── STORED ROWS ──

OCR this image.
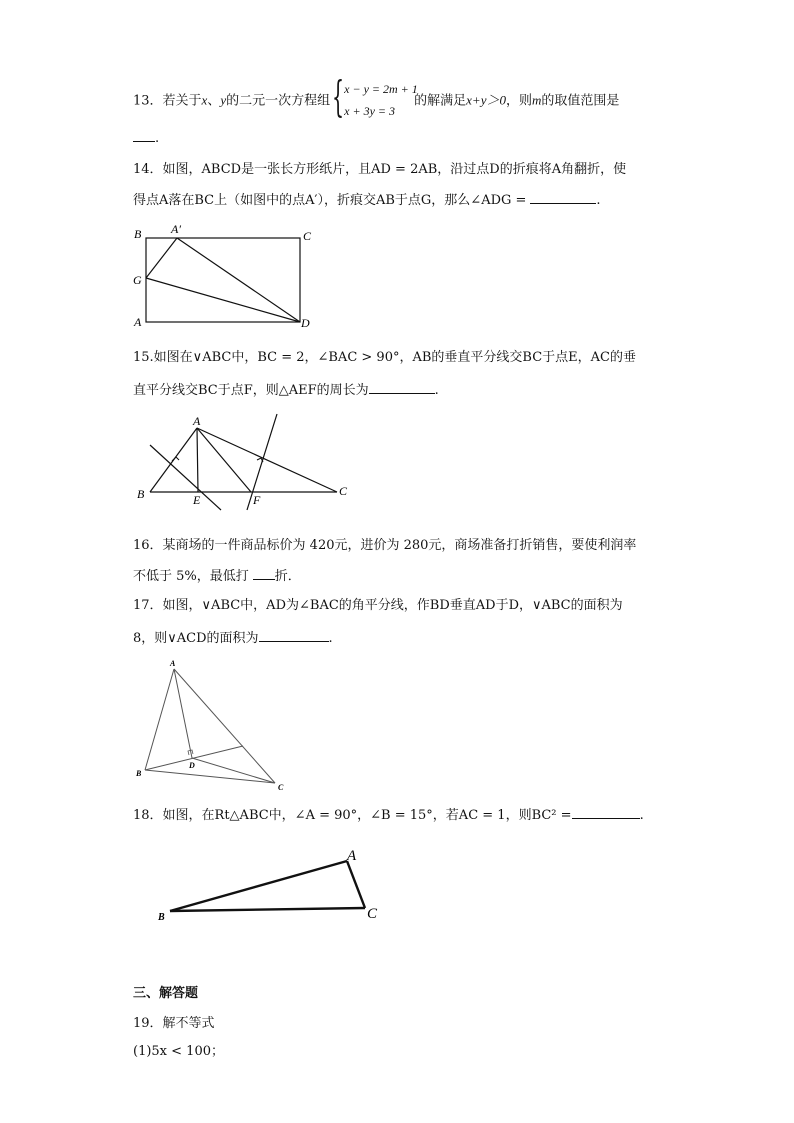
13．若关于x、y的二元一次方程组 { x − y = 2m + 1
x + 3y = 3
的解满足x+y＞0，则m的取值范围是
.
14．如图，ABCD是一张长方形纸片，且AD = 2AB，沿过点D的折痕将A角翻折，使
得点A落在BC上（如图中的点A′），折痕交AB于点G，那么∠ADG =	.
B A′	C
G
A	D
15.如图在∨ABC中，BC = 2，∠BAC > 90°，AB的垂直平分线交BC于点E，AC的垂
直平分线交BC于点F，则△AEF的周长为	.
A
B	E	F
C
16．某商场的一件商品标价为 420元，进价为 280元，商场准备打折销售，要使利润率
不低于 5%，最低打 折．
17．如图，∨ABC中，AD为∠BAC的角平分线，作BD垂直AD于D，∨ABC的面积为
8，则∨ACD的面积为	.
A
B
D
C
18．如图，在Rt△ABC中，∠A = 90°，∠B = 15°，若AC = 1，则BC² =	.
A
B	C
三、解答题
19．解不等式
(1)5x < 100；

───

■ TASK TO COMPLETE ■
Reproduce all entries exactly. Pictures do not belong in the copy.

■ COMPLETE RESPONSE ■
OCR this image.
13．若关于x、y的二元一次方程组 { x − y = 2m + 1
x + 3y = 3
的解满足x+y＞0，则m的取值范围是
.
14．如图，ABCD是一张长方形纸片，且AD = 2AB，沿过点D的折痕将A角翻折，使
得点A落在BC上（如图中的点A′），折痕交AB于点G，那么∠ADG =	.
B A′	C
G
A	D
15.如图在∨ABC中，BC = 2，∠BAC > 90°，AB的垂直平分线交BC于点E，AC的垂
直平分线交BC于点F，则△AEF的周长为	.
A
B	E	F
C
16．某商场的一件商品标价为 420元，进价为 280元，商场准备打折销售，要使利润率
不低于 5%，最低打 折．
17．如图，∨ABC中，AD为∠BAC的角平分线，作BD垂直AD于D，∨ABC的面积为
8，则∨ACD的面积为	.
A
B
D
C
18．如图，在Rt△ABC中，∠A = 90°，∠B = 15°，若AC = 1，则BC² =	.
A
B	C
三、解答题
19．解不等式
(1)5x < 100；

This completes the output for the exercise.